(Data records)
— start —

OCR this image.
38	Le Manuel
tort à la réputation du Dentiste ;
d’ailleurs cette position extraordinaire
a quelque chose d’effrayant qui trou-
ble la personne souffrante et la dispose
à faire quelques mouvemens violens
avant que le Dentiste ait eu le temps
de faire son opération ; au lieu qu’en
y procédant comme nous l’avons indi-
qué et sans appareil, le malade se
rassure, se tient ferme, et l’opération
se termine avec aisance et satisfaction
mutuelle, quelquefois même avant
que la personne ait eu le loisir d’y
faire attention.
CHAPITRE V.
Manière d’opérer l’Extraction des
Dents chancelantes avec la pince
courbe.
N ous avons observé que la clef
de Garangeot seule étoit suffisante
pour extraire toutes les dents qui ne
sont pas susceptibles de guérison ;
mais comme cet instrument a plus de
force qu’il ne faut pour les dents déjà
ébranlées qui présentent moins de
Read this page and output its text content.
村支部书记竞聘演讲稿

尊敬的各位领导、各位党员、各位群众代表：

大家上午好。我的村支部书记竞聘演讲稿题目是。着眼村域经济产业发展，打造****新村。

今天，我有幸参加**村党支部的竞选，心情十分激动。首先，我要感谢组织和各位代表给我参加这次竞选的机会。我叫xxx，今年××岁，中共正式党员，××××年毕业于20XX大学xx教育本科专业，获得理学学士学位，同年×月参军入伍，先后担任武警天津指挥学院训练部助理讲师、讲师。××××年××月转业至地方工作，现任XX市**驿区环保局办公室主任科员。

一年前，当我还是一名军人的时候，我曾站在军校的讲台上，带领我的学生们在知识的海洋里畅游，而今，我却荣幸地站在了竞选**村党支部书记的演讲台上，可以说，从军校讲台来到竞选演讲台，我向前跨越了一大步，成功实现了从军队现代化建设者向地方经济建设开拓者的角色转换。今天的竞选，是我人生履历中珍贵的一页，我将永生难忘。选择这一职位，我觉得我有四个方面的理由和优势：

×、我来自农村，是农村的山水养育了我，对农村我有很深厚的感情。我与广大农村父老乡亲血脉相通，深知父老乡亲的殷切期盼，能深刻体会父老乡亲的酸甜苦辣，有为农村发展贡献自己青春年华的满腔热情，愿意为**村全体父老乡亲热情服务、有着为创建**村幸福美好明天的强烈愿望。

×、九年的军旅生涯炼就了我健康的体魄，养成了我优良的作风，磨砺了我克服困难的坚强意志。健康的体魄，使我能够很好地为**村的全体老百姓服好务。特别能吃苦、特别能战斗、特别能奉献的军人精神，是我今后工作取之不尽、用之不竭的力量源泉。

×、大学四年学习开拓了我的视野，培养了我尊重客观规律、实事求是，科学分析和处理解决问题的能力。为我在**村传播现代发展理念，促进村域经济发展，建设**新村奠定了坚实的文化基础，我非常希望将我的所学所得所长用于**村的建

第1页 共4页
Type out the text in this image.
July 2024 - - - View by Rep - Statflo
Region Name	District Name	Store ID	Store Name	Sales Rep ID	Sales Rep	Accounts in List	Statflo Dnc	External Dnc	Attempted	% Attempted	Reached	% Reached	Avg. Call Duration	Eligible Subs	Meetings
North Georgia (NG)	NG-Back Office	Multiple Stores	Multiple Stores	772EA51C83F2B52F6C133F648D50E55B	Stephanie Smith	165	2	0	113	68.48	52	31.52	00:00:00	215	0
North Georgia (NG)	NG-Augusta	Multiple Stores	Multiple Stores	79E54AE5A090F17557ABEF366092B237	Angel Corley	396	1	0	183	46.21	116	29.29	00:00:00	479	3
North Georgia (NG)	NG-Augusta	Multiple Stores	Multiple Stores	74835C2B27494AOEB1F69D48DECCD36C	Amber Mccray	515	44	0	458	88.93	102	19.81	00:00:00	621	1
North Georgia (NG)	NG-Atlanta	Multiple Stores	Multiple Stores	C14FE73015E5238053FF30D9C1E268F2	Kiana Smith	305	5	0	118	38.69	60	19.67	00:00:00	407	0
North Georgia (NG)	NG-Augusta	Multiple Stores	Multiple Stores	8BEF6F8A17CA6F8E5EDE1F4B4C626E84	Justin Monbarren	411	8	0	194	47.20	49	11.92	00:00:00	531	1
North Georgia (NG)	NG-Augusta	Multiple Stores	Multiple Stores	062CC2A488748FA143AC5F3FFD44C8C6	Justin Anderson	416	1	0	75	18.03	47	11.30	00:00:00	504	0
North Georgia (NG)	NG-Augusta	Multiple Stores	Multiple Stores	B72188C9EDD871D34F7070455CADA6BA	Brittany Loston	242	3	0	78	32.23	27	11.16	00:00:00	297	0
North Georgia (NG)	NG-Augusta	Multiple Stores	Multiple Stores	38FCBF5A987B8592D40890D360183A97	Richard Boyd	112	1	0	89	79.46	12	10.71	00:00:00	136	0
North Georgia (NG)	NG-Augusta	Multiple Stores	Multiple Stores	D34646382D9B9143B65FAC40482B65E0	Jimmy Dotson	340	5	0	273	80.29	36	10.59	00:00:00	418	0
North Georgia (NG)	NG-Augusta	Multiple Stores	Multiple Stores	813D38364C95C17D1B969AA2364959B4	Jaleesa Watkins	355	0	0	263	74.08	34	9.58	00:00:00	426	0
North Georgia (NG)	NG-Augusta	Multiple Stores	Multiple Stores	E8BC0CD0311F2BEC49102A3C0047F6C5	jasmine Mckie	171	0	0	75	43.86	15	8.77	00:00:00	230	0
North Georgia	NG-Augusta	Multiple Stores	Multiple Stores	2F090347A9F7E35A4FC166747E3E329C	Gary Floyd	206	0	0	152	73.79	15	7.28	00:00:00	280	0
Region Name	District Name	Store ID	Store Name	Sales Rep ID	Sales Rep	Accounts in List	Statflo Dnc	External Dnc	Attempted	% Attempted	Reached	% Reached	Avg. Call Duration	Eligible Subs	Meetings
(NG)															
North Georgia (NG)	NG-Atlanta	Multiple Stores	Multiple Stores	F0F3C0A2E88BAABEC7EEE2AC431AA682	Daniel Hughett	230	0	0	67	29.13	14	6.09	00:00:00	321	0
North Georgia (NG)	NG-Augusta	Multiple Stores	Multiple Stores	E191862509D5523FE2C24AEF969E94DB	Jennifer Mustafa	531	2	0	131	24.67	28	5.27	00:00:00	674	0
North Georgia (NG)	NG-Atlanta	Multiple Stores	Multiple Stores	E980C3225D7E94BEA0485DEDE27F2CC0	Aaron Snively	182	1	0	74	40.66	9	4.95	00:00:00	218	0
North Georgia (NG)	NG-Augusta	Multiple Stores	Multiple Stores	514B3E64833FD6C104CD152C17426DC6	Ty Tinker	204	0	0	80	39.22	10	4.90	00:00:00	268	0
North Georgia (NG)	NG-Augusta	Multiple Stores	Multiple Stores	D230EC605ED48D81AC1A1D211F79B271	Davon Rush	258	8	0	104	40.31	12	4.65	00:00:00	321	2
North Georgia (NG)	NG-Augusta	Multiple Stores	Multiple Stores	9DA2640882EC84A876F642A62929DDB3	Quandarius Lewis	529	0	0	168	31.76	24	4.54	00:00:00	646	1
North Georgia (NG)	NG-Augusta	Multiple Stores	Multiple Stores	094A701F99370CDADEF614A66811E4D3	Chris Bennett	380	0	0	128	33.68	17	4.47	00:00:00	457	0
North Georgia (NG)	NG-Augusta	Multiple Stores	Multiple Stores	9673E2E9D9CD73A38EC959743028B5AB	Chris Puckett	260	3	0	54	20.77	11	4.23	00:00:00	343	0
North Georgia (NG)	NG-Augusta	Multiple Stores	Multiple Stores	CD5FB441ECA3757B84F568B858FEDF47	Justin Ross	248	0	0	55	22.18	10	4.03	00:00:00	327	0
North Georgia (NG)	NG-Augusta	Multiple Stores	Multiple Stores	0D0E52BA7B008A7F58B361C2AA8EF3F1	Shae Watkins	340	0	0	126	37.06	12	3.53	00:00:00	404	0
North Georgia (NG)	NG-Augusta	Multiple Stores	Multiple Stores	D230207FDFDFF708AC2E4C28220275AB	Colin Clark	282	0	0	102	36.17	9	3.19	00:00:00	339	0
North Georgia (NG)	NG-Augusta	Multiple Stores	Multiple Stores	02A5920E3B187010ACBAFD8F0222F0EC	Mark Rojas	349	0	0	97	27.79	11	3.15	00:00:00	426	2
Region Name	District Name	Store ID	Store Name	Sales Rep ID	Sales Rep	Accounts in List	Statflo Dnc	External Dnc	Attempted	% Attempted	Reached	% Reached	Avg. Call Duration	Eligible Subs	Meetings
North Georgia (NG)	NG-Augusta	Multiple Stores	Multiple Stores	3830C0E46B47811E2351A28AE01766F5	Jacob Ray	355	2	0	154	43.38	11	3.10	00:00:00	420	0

— end —

**Written request**
List each line holding the string "Dentiste".

**Response below**
tort à la réputation du Dentiste ;
avant que le Dentiste ait eu le temps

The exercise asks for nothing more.